# Input rows
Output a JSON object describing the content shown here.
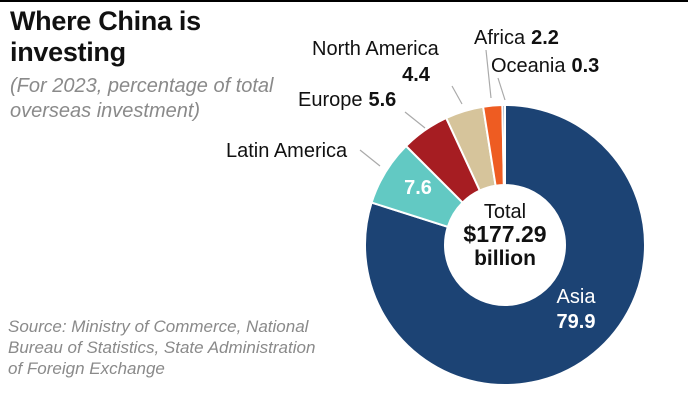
{
  "chart_data": {
    "type": "pie",
    "title": "Where China is investing",
    "subtitle": "(For 2023, percentage of total overseas investment)",
    "categories": [
      "Asia",
      "Latin America",
      "Europe",
      "North America",
      "Africa",
      "Oceania"
    ],
    "values": [
      79.9,
      7.6,
      5.6,
      4.4,
      2.2,
      0.3
    ],
    "value_labels": [
      "79.9",
      "7.6",
      "5.6",
      "4.4",
      "2.2",
      "0.3"
    ],
    "colors": [
      "#1c4374",
      "#62c9c3",
      "#a61d22",
      "#d6c49b",
      "#ee5c22",
      "#7f96ad"
    ],
    "center_total": {
      "label": "Total",
      "value": "$177.29",
      "unit": "billion"
    },
    "source": "Source: Ministry of Commerce, National Bureau of Statistics, State Administration of Foreign Exchange"
  }
}
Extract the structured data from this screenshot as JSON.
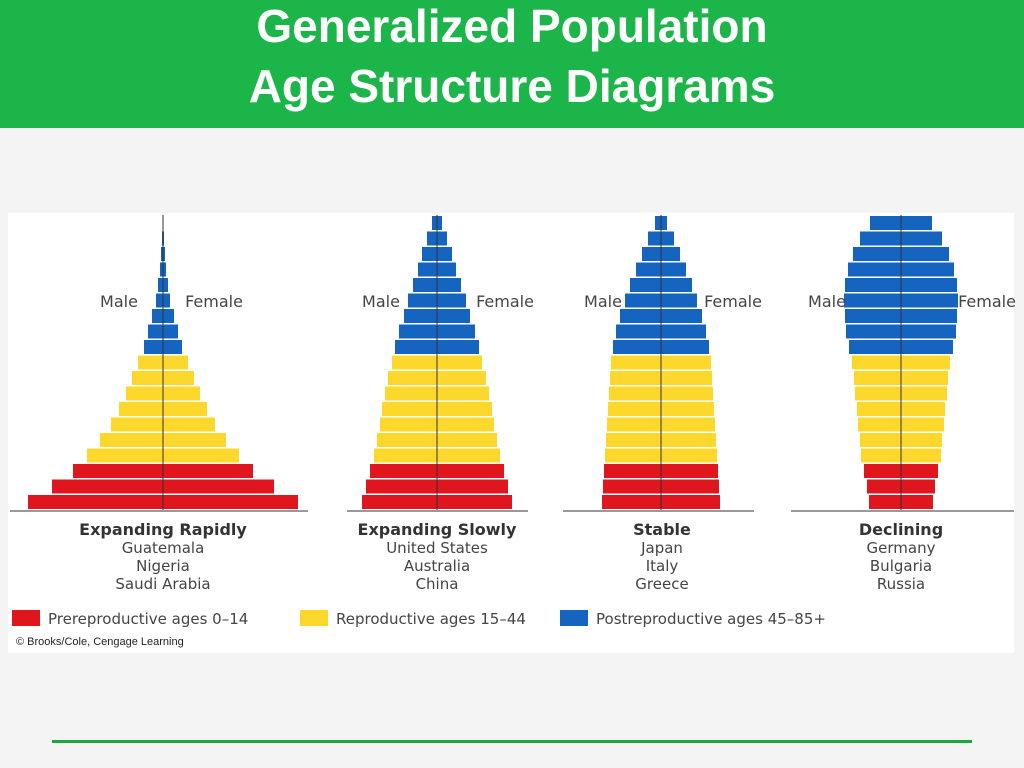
{
  "header": {
    "title_line1": "Generalized Population",
    "title_line2": "Age Structure Diagrams"
  },
  "colors": {
    "header_bg": "#1cb54a",
    "prereproductive": "#e0161f",
    "reproductive": "#fcd82c",
    "postreproductive": "#1565c0"
  },
  "labels": {
    "male": "Male",
    "female": "Female"
  },
  "chart_data": {
    "type": "bar",
    "bar_count_per_pyramid": 19,
    "order": "bottom-to-top",
    "groups": [
      "prereproductive",
      "prereproductive",
      "prereproductive",
      "reproductive",
      "reproductive",
      "reproductive",
      "reproductive",
      "reproductive",
      "reproductive",
      "reproductive",
      "postreproductive",
      "postreproductive",
      "postreproductive",
      "postreproductive",
      "postreproductive",
      "postreproductive",
      "postreproductive",
      "postreproductive",
      "postreproductive"
    ],
    "pyramids": [
      {
        "title": "Expanding Rapidly",
        "countries": [
          "Guatemala",
          "Nigeria",
          "Saudi Arabia"
        ],
        "half_widths": [
          135,
          111,
          90,
          76,
          63,
          52,
          44,
          37,
          31,
          25,
          19,
          15,
          11,
          7,
          5,
          3,
          2,
          1,
          0.5
        ]
      },
      {
        "title": "Expanding Slowly",
        "countries": [
          "United States",
          "Australia",
          "China"
        ],
        "half_widths": [
          75,
          71,
          67,
          63,
          60,
          57,
          55,
          52,
          49,
          45,
          42,
          38,
          33,
          29,
          24,
          19,
          15,
          10,
          5
        ]
      },
      {
        "title": "Stable",
        "countries": [
          "Japan",
          "Italy",
          "Greece"
        ],
        "half_widths": [
          59,
          58,
          57,
          56,
          55,
          54,
          53,
          52,
          51,
          50,
          48,
          45,
          41,
          36,
          31,
          25,
          19,
          13,
          6
        ]
      },
      {
        "title": "Declining",
        "countries": [
          "Germany",
          "Bulgaria",
          "Russia"
        ],
        "half_widths": [
          32,
          34,
          37,
          40,
          41,
          43,
          44,
          46,
          47,
          49,
          52,
          55,
          56,
          57,
          56,
          53,
          48,
          41,
          31
        ]
      }
    ]
  },
  "legend": [
    {
      "label": "Prereproductive ages 0–14",
      "color": "#e0161f"
    },
    {
      "label": "Reproductive ages 15–44",
      "color": "#fcd82c"
    },
    {
      "label": "Postreproductive ages 45–85+",
      "color": "#1565c0"
    }
  ],
  "copyright": "© Brooks/Cole, Cengage Learning"
}
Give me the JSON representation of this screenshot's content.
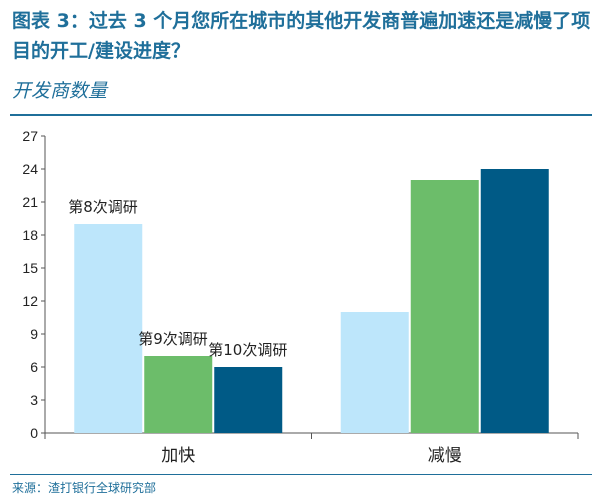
{
  "header": {
    "title": "图表 3：过去 3 个月您所在城市的其他开发商普遍加速还是减慢了项目的开工/建设进度？",
    "subtitle": "开发商数量"
  },
  "footer": {
    "source": "来源：渣打银行全球研究部"
  },
  "chart_data": {
    "type": "bar",
    "title": "图表 3：过去 3 个月您所在城市的其他开发商普遍加速还是减慢了项目的开工/建设进度？",
    "ylabel": "开发商数量",
    "categories": [
      "加快",
      "减慢"
    ],
    "series": [
      {
        "name": "第8次调研",
        "values": [
          19,
          11
        ],
        "color": "#bde6fb"
      },
      {
        "name": "第9次调研",
        "values": [
          7,
          23
        ],
        "color": "#6cbd6a"
      },
      {
        "name": "第10次调研",
        "values": [
          6,
          24
        ],
        "color": "#005a86"
      }
    ],
    "ylim": [
      0,
      27
    ],
    "yticks": [
      0,
      3,
      6,
      9,
      12,
      15,
      18,
      21,
      24,
      27
    ],
    "grid": false,
    "legend": "inline-labels"
  }
}
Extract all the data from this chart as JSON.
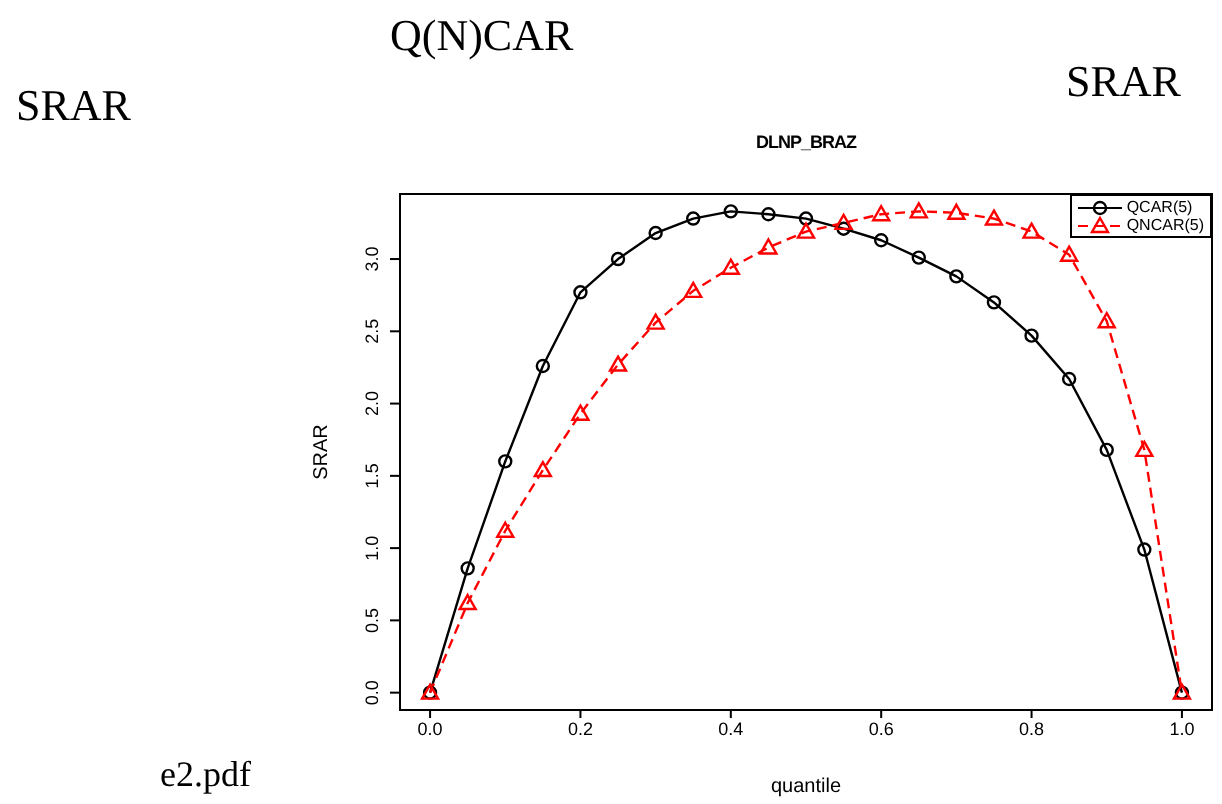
{
  "chart_data": {
    "type": "line",
    "title": "DLNP_BRAZ",
    "xlabel": "quantile",
    "ylabel": "SRAR",
    "annotations": [
      "Q(N)CAR",
      "SRAR",
      "SRAR",
      "e2.pdf"
    ],
    "x": [
      0,
      0.05,
      0.1,
      0.15,
      0.2,
      0.25,
      0.3,
      0.35,
      0.4,
      0.45,
      0.5,
      0.55,
      0.6,
      0.65,
      0.7,
      0.75,
      0.8,
      0.85,
      0.9,
      0.95,
      1.0
    ],
    "series": [
      {
        "name": "QCAR(5)",
        "color": "#000000",
        "marker": "circle",
        "line_style": "solid",
        "values": [
          0,
          0.86,
          1.6,
          2.26,
          2.77,
          3.0,
          3.18,
          3.28,
          3.33,
          3.31,
          3.28,
          3.21,
          3.13,
          3.01,
          2.88,
          2.7,
          2.47,
          2.17,
          1.68,
          0.99,
          0
        ]
      },
      {
        "name": "QNCAR(5)",
        "color": "#ff0000",
        "marker": "triangle",
        "line_style": "dashed",
        "values": [
          0,
          0.62,
          1.12,
          1.54,
          1.93,
          2.27,
          2.56,
          2.78,
          2.94,
          3.08,
          3.19,
          3.25,
          3.31,
          3.33,
          3.32,
          3.28,
          3.19,
          3.03,
          2.57,
          1.68,
          0
        ]
      }
    ],
    "xlim": [
      -0.04,
      1.04
    ],
    "ylim": [
      -0.12,
      3.45
    ],
    "xticks": [
      {
        "value": 0,
        "label": "0.0"
      },
      {
        "value": 0.2,
        "label": "0.2"
      },
      {
        "value": 0.4,
        "label": "0.4"
      },
      {
        "value": 0.6,
        "label": "0.6"
      },
      {
        "value": 0.8,
        "label": "0.8"
      },
      {
        "value": 1.0,
        "label": "1.0"
      }
    ],
    "yticks": [
      {
        "value": 0,
        "label": "0.0"
      },
      {
        "value": 0.5,
        "label": "0.5"
      },
      {
        "value": 1.0,
        "label": "1.0"
      },
      {
        "value": 1.5,
        "label": "1.5"
      },
      {
        "value": 2.0,
        "label": "2.0"
      },
      {
        "value": 2.5,
        "label": "2.5"
      },
      {
        "value": 3.0,
        "label": "3.0"
      }
    ],
    "grid": false,
    "legend": "top right"
  }
}
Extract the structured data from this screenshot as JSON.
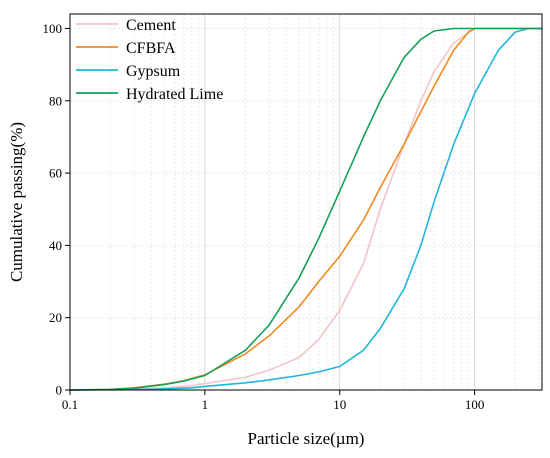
{
  "chart_data": {
    "type": "line",
    "x_scale": "log",
    "xlabel": "Particle size(µm)",
    "ylabel": "Cumulative passing(%)",
    "xlim": [
      0.1,
      316
    ],
    "ylim": [
      0,
      104
    ],
    "x_ticks": [
      {
        "value": 0.1,
        "label": "0.1"
      },
      {
        "value": 1,
        "label": "1"
      },
      {
        "value": 10,
        "label": "10"
      },
      {
        "value": 100,
        "label": "100"
      }
    ],
    "y_ticks": [
      {
        "value": 0,
        "label": "0"
      },
      {
        "value": 20,
        "label": "20"
      },
      {
        "value": 40,
        "label": "40"
      },
      {
        "value": 60,
        "label": "60"
      },
      {
        "value": 80,
        "label": "80"
      },
      {
        "value": 100,
        "label": "100"
      }
    ],
    "grid": true,
    "legend_position": "top-left",
    "series": [
      {
        "name": "Cement",
        "color": "#f2c4c8",
        "points": [
          [
            0.1,
            0
          ],
          [
            0.3,
            0.2
          ],
          [
            0.5,
            0.6
          ],
          [
            0.8,
            1.2
          ],
          [
            1,
            1.8
          ],
          [
            2,
            3.5
          ],
          [
            3,
            5.5
          ],
          [
            5,
            9
          ],
          [
            7,
            14
          ],
          [
            10,
            22
          ],
          [
            15,
            35
          ],
          [
            20,
            50
          ],
          [
            30,
            68
          ],
          [
            40,
            80
          ],
          [
            50,
            88
          ],
          [
            70,
            96
          ],
          [
            100,
            100
          ],
          [
            316,
            100
          ]
        ]
      },
      {
        "name": "CFBFA",
        "color": "#f28a1e",
        "points": [
          [
            0.1,
            0
          ],
          [
            0.2,
            0.2
          ],
          [
            0.3,
            0.6
          ],
          [
            0.5,
            1.6
          ],
          [
            0.7,
            2.6
          ],
          [
            1,
            4.2
          ],
          [
            2,
            10
          ],
          [
            3,
            15
          ],
          [
            5,
            23
          ],
          [
            7,
            30
          ],
          [
            10,
            37
          ],
          [
            15,
            47
          ],
          [
            20,
            56
          ],
          [
            30,
            68
          ],
          [
            40,
            77
          ],
          [
            50,
            84
          ],
          [
            70,
            94
          ],
          [
            90,
            99
          ],
          [
            100,
            100
          ],
          [
            316,
            100
          ]
        ]
      },
      {
        "name": "Gypsum",
        "color": "#1fb6dc",
        "points": [
          [
            0.1,
            0
          ],
          [
            0.3,
            0.1
          ],
          [
            0.5,
            0.3
          ],
          [
            0.8,
            0.6
          ],
          [
            1,
            1
          ],
          [
            2,
            2
          ],
          [
            3,
            2.8
          ],
          [
            5,
            4
          ],
          [
            7,
            5
          ],
          [
            10,
            6.5
          ],
          [
            15,
            11
          ],
          [
            20,
            17
          ],
          [
            30,
            28
          ],
          [
            40,
            40
          ],
          [
            50,
            52
          ],
          [
            70,
            68
          ],
          [
            100,
            82
          ],
          [
            150,
            94
          ],
          [
            200,
            99
          ],
          [
            250,
            100
          ],
          [
            316,
            100
          ]
        ]
      },
      {
        "name": "Hydrated Lime",
        "color": "#15a05a",
        "points": [
          [
            0.1,
            0
          ],
          [
            0.2,
            0.1
          ],
          [
            0.3,
            0.5
          ],
          [
            0.5,
            1.5
          ],
          [
            0.7,
            2.5
          ],
          [
            1,
            4
          ],
          [
            2,
            11
          ],
          [
            3,
            18
          ],
          [
            5,
            31
          ],
          [
            7,
            42
          ],
          [
            10,
            55
          ],
          [
            15,
            70
          ],
          [
            20,
            80
          ],
          [
            30,
            92
          ],
          [
            40,
            97
          ],
          [
            50,
            99.3
          ],
          [
            70,
            100
          ],
          [
            316,
            100
          ]
        ]
      }
    ]
  }
}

# What this task involves
Using the records above, find and show each line with the string "source".

# Answer to the exercise
    "source": "Source: Ministry of Commerce, National Bureau of Statistics, State Administration of Foreign Exchange"
    "source": "来源：渣打银行全球研究部"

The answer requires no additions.